*** Provided data

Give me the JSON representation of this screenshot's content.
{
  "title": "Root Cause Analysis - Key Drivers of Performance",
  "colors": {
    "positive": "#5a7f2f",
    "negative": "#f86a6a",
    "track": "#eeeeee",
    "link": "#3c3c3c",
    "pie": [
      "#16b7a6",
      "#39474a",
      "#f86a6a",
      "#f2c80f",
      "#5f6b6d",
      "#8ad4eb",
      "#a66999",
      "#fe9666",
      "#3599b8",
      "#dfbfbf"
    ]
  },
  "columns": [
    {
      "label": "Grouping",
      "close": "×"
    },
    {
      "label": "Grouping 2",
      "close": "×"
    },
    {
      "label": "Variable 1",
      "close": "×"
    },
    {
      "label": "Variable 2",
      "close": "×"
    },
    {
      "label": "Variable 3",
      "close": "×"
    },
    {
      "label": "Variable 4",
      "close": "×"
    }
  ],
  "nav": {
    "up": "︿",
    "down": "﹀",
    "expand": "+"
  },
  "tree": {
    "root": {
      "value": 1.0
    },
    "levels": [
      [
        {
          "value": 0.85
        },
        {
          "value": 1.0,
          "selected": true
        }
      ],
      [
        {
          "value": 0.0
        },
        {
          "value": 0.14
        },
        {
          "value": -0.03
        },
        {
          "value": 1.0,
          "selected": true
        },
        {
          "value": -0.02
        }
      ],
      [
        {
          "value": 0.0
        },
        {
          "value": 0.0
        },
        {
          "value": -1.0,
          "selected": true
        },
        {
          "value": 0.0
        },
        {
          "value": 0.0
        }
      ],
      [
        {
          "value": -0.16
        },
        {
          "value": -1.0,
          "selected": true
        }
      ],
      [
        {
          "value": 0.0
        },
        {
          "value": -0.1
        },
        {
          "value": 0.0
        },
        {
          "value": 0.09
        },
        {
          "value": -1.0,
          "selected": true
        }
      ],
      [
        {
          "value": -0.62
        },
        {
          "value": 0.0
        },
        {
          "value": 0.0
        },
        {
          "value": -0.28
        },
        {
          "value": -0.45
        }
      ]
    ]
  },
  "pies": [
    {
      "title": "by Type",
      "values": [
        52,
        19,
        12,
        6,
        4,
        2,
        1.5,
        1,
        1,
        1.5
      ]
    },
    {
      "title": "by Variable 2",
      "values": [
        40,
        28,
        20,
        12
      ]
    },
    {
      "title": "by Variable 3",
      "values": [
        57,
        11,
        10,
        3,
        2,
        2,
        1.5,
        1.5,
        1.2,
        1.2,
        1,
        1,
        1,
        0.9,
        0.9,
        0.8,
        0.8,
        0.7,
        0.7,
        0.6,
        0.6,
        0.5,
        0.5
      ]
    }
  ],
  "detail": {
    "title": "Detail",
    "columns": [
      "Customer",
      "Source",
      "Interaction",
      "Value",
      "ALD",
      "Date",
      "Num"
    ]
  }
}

******

Exercise
Extract each entry in full, exactly as given.

Written answer
Give me the JSON representation of this screenshot's content.
{
  "title": "Root Cause Analysis - Key Drivers of Performance",
  "colors": {
    "positive": "#5a7f2f",
    "negative": "#f86a6a",
    "track": "#eeeeee",
    "link": "#3c3c3c",
    "pie": [
      "#16b7a6",
      "#39474a",
      "#f86a6a",
      "#f2c80f",
      "#5f6b6d",
      "#8ad4eb",
      "#a66999",
      "#fe9666",
      "#3599b8",
      "#dfbfbf"
    ]
  },
  "columns": [
    {
      "label": "Grouping",
      "close": "×"
    },
    {
      "label": "Grouping 2",
      "close": "×"
    },
    {
      "label": "Variable 1",
      "close": "×"
    },
    {
      "label": "Variable 2",
      "close": "×"
    },
    {
      "label": "Variable 3",
      "close": "×"
    },
    {
      "label": "Variable 4",
      "close": "×"
    }
  ],
  "nav": {
    "up": "︿",
    "down": "﹀",
    "expand": "+"
  },
  "tree": {
    "root": {
      "value": 1.0
    },
    "levels": [
      [
        {
          "value": 0.85
        },
        {
          "value": 1.0,
          "selected": true
        }
      ],
      [
        {
          "value": 0.0
        },
        {
          "value": 0.14
        },
        {
          "value": -0.03
        },
        {
          "value": 1.0,
          "selected": true
        },
        {
          "value": -0.02
        }
      ],
      [
        {
          "value": 0.0
        },
        {
          "value": 0.0
        },
        {
          "value": -1.0,
          "selected": true
        },
        {
          "value": 0.0
        },
        {
          "value": 0.0
        }
      ],
      [
        {
          "value": -0.16
        },
        {
          "value": -1.0,
          "selected": true
        }
      ],
      [
        {
          "value": 0.0
        },
        {
          "value": -0.1
        },
        {
          "value": 0.0
        },
        {
          "value": 0.09
        },
        {
          "value": -1.0,
          "selected": true
        }
      ],
      [
        {
          "value": -0.62
        },
        {
          "value": 0.0
        },
        {
          "value": 0.0
        },
        {
          "value": -0.28
        },
        {
          "value": -0.45
        }
      ]
    ]
  },
  "pies": [
    {
      "title": "by Type",
      "values": [
        52,
        19,
        12,
        6,
        4,
        2,
        1.5,
        1,
        1,
        1.5
      ]
    },
    {
      "title": "by Variable 2",
      "values": [
        40,
        28,
        20,
        12
      ]
    },
    {
      "title": "by Variable 3",
      "values": [
        57,
        11,
        10,
        3,
        2,
        2,
        1.5,
        1.5,
        1.2,
        1.2,
        1,
        1,
        1,
        0.9,
        0.9,
        0.8,
        0.8,
        0.7,
        0.7,
        0.6,
        0.6,
        0.5,
        0.5
      ]
    }
  ],
  "detail": {
    "title": "Detail",
    "columns": [
      "Customer",
      "Source",
      "Interaction",
      "Value",
      "ALD",
      "Date",
      "Num"
    ]
  }
}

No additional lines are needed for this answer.